*Problem details*: Copy all of the records below verbatim.

□ □ □ □ □ □ □

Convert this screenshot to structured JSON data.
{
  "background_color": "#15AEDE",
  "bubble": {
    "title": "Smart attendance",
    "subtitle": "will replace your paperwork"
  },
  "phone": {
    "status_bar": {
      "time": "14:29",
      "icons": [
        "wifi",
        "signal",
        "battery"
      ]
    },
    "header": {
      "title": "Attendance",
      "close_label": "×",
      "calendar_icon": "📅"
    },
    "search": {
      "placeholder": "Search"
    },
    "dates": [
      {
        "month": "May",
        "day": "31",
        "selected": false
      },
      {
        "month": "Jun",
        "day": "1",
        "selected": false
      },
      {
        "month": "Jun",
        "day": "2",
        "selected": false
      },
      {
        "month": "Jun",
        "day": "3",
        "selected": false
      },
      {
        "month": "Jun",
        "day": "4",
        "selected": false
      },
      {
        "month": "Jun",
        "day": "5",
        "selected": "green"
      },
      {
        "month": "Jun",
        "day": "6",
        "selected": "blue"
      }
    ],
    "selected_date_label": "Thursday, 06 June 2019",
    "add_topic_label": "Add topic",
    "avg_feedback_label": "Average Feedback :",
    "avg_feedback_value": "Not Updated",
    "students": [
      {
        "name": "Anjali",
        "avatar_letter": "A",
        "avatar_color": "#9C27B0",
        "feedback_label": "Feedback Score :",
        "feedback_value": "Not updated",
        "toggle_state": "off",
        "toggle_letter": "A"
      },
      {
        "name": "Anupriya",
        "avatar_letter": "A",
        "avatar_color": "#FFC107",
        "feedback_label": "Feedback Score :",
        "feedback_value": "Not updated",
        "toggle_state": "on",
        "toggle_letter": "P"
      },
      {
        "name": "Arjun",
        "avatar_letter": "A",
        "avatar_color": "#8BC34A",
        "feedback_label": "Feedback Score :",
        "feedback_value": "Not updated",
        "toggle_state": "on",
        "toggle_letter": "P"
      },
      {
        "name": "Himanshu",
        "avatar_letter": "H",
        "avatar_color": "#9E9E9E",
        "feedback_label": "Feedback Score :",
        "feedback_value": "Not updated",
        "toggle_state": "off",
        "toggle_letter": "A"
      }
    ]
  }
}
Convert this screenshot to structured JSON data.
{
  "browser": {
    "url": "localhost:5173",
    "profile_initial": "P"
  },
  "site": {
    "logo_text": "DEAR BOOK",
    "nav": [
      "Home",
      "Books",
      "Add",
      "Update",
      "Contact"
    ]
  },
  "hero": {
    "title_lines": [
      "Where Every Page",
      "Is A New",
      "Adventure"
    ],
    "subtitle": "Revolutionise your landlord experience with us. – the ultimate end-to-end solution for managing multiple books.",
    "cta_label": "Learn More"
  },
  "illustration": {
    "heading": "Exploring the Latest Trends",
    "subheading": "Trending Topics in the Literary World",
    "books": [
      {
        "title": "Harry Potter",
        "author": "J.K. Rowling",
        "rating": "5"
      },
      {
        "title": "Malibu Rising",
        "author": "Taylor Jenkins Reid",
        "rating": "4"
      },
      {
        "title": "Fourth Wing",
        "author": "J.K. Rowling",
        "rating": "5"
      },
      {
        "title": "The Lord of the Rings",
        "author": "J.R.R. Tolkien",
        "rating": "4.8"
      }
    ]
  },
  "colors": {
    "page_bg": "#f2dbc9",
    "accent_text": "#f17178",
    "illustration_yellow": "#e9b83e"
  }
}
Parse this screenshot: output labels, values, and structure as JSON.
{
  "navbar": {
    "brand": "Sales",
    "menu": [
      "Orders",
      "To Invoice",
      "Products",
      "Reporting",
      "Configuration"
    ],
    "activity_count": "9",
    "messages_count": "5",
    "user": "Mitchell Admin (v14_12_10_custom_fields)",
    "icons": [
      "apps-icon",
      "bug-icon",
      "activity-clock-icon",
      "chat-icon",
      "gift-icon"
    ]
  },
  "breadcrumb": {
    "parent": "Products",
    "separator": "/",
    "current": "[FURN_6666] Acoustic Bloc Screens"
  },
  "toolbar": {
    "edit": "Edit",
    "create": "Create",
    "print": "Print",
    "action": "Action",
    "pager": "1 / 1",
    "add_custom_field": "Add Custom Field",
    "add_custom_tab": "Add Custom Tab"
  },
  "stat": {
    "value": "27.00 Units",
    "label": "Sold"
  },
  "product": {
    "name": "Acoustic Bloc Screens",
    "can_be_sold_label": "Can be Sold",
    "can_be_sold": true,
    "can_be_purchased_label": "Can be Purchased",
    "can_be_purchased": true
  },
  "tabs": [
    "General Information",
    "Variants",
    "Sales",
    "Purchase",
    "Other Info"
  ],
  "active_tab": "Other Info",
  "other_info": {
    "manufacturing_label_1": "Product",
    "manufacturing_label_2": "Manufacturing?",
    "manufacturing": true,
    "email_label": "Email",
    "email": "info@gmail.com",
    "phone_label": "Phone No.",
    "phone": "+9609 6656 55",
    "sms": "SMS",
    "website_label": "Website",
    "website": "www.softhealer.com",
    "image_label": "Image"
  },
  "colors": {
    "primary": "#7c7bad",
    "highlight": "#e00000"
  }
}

□ □ □ □ □ □ □

*Written answer*:
Convert this screenshot to structured JSON data.
{
  "background_color": "#15AEDE",
  "bubble": {
    "title": "Smart attendance",
    "subtitle": "will replace your paperwork"
  },
  "phone": {
    "status_bar": {
      "time": "14:29",
      "icons": [
        "wifi",
        "signal",
        "battery"
      ]
    },
    "header": {
      "title": "Attendance",
      "close_label": "×",
      "calendar_icon": "📅"
    },
    "search": {
      "placeholder": "Search"
    },
    "dates": [
      {
        "month": "May",
        "day": "31",
        "selected": false
      },
      {
        "month": "Jun",
        "day": "1",
        "selected": false
      },
      {
        "month": "Jun",
        "day": "2",
        "selected": false
      },
      {
        "month": "Jun",
        "day": "3",
        "selected": false
      },
      {
        "month": "Jun",
        "day": "4",
        "selected": false
      },
      {
        "month": "Jun",
        "day": "5",
        "selected": "green"
      },
      {
        "month": "Jun",
        "day": "6",
        "selected": "blue"
      }
    ],
    "selected_date_label": "Thursday, 06 June 2019",
    "add_topic_label": "Add topic",
    "avg_feedback_label": "Average Feedback :",
    "avg_feedback_value": "Not Updated",
    "students": [
      {
        "name": "Anjali",
        "avatar_letter": "A",
        "avatar_color": "#9C27B0",
        "feedback_label": "Feedback Score :",
        "feedback_value": "Not updated",
        "toggle_state": "off",
        "toggle_letter": "A"
      },
      {
        "name": "Anupriya",
        "avatar_letter": "A",
        "avatar_color": "#FFC107",
        "feedback_label": "Feedback Score :",
        "feedback_value": "Not updated",
        "toggle_state": "on",
        "toggle_letter": "P"
      },
      {
        "name": "Arjun",
        "avatar_letter": "A",
        "avatar_color": "#8BC34A",
        "feedback_label": "Feedback Score :",
        "feedback_value": "Not updated",
        "toggle_state": "on",
        "toggle_letter": "P"
      },
      {
        "name": "Himanshu",
        "avatar_letter": "H",
        "avatar_color": "#9E9E9E",
        "feedback_label": "Feedback Score :",
        "feedback_value": "Not updated",
        "toggle_state": "off",
        "toggle_letter": "A"
      }
    ]
  }
}
Convert this screenshot to structured JSON data.
{
  "browser": {
    "url": "localhost:5173",
    "profile_initial": "P"
  },
  "site": {
    "logo_text": "DEAR BOOK",
    "nav": [
      "Home",
      "Books",
      "Add",
      "Update",
      "Contact"
    ]
  },
  "hero": {
    "title_lines": [
      "Where Every Page",
      "Is A New",
      "Adventure"
    ],
    "subtitle": "Revolutionise your landlord experience with us. – the ultimate end-to-end solution for managing multiple books.",
    "cta_label": "Learn More"
  },
  "illustration": {
    "heading": "Exploring the Latest Trends",
    "subheading": "Trending Topics in the Literary World",
    "books": [
      {
        "title": "Harry Potter",
        "author": "J.K. Rowling",
        "rating": "5"
      },
      {
        "title": "Malibu Rising",
        "author": "Taylor Jenkins Reid",
        "rating": "4"
      },
      {
        "title": "Fourth Wing",
        "author": "J.K. Rowling",
        "rating": "5"
      },
      {
        "title": "The Lord of the Rings",
        "author": "J.R.R. Tolkien",
        "rating": "4.8"
      }
    ]
  },
  "colors": {
    "page_bg": "#f2dbc9",
    "accent_text": "#f17178",
    "illustration_yellow": "#e9b83e"
  }
}
Parse this screenshot: output labels, values, and structure as JSON.
{
  "navbar": {
    "brand": "Sales",
    "menu": [
      "Orders",
      "To Invoice",
      "Products",
      "Reporting",
      "Configuration"
    ],
    "activity_count": "9",
    "messages_count": "5",
    "user": "Mitchell Admin (v14_12_10_custom_fields)",
    "icons": [
      "apps-icon",
      "bug-icon",
      "activity-clock-icon",
      "chat-icon",
      "gift-icon"
    ]
  },
  "breadcrumb": {
    "parent": "Products",
    "separator": "/",
    "current": "[FURN_6666] Acoustic Bloc Screens"
  },
  "toolbar": {
    "edit": "Edit",
    "create": "Create",
    "print": "Print",
    "action": "Action",
    "pager": "1 / 1",
    "add_custom_field": "Add Custom Field",
    "add_custom_tab": "Add Custom Tab"
  },
  "stat": {
    "value": "27.00 Units",
    "label": "Sold"
  },
  "product": {
    "name": "Acoustic Bloc Screens",
    "can_be_sold_label": "Can be Sold",
    "can_be_sold": true,
    "can_be_purchased_label": "Can be Purchased",
    "can_be_purchased": true
  },
  "tabs": [
    "General Information",
    "Variants",
    "Sales",
    "Purchase",
    "Other Info"
  ],
  "active_tab": "Other Info",
  "other_info": {
    "manufacturing_label_1": "Product",
    "manufacturing_label_2": "Manufacturing?",
    "manufacturing": true,
    "email_label": "Email",
    "email": "info@gmail.com",
    "phone_label": "Phone No.",
    "phone": "+9609 6656 55",
    "sms": "SMS",
    "website_label": "Website",
    "website": "www.softhealer.com",
    "image_label": "Image"
  },
  "colors": {
    "primary": "#7c7bad",
    "highlight": "#e00000"
  }
}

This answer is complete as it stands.